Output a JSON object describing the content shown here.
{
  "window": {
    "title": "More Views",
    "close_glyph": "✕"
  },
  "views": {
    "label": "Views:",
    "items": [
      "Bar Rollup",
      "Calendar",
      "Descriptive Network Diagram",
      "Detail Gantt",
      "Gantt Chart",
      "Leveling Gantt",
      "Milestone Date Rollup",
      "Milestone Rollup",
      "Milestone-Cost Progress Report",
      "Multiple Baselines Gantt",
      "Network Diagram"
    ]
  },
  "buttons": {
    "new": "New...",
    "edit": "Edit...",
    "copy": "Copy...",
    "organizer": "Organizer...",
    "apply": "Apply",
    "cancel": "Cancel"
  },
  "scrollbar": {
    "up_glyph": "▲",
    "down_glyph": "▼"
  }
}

**Instruction**
Return each line of the data exactly as written above.

**The reply**
Output a JSON object describing the content shown here.
{
  "window": {
    "title": "More Views",
    "close_glyph": "✕"
  },
  "views": {
    "label": "Views:",
    "items": [
      "Bar Rollup",
      "Calendar",
      "Descriptive Network Diagram",
      "Detail Gantt",
      "Gantt Chart",
      "Leveling Gantt",
      "Milestone Date Rollup",
      "Milestone Rollup",
      "Milestone-Cost Progress Report",
      "Multiple Baselines Gantt",
      "Network Diagram"
    ]
  },
  "buttons": {
    "new": "New...",
    "edit": "Edit...",
    "copy": "Copy...",
    "organizer": "Organizer...",
    "apply": "Apply",
    "cancel": "Cancel"
  },
  "scrollbar": {
    "up_glyph": "▲",
    "down_glyph": "▼"
  }
}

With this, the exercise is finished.